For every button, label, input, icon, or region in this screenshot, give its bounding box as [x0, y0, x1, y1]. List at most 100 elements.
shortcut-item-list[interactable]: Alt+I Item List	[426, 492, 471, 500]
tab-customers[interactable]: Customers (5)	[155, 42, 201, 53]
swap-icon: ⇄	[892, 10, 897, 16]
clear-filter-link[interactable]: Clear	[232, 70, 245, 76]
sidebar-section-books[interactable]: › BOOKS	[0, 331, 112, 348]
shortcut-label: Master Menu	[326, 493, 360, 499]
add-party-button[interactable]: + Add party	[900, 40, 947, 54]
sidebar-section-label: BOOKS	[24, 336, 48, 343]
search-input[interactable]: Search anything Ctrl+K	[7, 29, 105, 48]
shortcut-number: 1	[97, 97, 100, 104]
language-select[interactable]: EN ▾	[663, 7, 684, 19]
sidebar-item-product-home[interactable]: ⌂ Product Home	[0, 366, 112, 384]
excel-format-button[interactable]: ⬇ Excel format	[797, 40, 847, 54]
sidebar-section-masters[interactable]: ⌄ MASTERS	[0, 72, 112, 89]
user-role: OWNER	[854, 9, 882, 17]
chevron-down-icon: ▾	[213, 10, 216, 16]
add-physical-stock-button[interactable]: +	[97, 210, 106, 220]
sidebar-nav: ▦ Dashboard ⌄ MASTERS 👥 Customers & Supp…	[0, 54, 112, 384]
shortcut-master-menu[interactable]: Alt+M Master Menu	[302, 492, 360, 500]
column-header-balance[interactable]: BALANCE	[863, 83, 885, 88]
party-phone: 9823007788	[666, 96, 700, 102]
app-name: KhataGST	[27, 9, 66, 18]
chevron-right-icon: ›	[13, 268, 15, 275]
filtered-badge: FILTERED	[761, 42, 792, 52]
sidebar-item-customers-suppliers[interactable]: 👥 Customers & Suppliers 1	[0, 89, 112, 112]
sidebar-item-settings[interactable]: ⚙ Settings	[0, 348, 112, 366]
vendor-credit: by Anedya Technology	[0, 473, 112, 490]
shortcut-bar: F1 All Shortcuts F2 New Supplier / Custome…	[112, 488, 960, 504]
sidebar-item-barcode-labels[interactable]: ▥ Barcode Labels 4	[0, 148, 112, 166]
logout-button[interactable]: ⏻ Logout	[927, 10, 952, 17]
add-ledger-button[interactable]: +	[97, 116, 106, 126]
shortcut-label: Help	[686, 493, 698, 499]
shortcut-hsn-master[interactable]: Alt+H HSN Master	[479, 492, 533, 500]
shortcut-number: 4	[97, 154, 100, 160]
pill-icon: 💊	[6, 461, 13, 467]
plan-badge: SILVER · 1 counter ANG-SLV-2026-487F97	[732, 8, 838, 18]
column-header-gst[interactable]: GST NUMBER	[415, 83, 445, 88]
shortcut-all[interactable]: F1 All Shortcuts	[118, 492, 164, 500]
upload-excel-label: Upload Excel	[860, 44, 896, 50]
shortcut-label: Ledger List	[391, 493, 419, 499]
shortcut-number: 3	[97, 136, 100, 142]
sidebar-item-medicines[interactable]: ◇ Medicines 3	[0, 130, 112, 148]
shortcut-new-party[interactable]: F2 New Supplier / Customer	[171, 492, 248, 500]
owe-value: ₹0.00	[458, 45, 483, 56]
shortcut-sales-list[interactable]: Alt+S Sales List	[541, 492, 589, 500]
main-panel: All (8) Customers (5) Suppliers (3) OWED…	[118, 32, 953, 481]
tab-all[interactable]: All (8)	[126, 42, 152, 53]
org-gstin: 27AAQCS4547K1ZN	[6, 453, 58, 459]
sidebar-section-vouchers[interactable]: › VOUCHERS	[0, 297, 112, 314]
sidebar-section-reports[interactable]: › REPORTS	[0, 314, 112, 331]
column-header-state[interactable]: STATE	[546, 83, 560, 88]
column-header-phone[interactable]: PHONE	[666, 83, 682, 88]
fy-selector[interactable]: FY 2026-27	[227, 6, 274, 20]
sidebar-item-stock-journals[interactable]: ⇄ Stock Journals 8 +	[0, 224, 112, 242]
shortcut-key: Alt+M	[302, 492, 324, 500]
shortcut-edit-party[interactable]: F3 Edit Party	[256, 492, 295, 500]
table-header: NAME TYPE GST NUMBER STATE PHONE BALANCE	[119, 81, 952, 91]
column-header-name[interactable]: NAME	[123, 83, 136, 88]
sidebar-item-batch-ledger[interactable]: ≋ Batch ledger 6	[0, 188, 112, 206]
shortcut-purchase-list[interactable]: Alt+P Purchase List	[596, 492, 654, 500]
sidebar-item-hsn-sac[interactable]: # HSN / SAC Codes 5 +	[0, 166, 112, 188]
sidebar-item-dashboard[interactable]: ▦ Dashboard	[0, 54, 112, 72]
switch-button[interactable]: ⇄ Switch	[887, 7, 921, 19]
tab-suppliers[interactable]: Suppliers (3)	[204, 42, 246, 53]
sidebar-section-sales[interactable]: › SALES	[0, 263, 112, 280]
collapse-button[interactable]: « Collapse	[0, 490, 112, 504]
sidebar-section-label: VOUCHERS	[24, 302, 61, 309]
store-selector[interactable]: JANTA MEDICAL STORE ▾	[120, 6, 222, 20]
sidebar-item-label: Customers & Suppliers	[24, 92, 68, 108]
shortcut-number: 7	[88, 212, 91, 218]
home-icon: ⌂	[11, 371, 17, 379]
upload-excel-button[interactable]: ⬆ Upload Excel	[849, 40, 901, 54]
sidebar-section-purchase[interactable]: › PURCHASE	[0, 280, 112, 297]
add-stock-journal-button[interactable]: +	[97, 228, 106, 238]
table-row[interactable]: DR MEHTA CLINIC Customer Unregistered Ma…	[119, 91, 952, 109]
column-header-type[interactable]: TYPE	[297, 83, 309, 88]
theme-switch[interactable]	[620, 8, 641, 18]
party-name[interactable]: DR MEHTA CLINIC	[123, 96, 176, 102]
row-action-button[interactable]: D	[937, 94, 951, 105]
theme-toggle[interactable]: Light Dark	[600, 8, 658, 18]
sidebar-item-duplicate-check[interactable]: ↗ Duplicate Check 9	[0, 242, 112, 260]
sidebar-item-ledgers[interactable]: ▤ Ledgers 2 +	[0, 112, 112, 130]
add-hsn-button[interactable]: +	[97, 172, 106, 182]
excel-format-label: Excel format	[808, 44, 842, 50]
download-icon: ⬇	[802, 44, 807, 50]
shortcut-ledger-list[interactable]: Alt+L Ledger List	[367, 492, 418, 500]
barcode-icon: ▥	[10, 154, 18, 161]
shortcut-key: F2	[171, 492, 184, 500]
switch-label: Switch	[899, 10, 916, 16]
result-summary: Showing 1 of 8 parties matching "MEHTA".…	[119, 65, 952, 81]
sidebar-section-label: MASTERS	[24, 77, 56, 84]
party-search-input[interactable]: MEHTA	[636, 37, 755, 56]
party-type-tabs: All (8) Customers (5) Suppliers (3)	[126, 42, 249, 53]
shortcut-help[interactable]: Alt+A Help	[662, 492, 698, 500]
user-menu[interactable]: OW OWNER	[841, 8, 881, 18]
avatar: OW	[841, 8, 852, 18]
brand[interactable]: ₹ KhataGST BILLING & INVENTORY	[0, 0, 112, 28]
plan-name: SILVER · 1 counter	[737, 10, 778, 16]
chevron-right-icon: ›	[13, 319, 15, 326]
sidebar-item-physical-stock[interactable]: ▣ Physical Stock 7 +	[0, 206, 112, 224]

§ Task objective:
Repeat everything from the beginning of the material down to and including the line that contains "331, 112, 348]", word for word.

§ Task answer:
For every button, label, input, icon, or region in this screenshot, give its bounding box as [x0, y0, x1, y1]. List at most 100 elements.
shortcut-item-list[interactable]: Alt+I Item List	[426, 492, 471, 500]
tab-customers[interactable]: Customers (5)	[155, 42, 201, 53]
swap-icon: ⇄	[892, 10, 897, 16]
clear-filter-link[interactable]: Clear	[232, 70, 245, 76]
sidebar-section-books[interactable]: › BOOKS	[0, 331, 112, 348]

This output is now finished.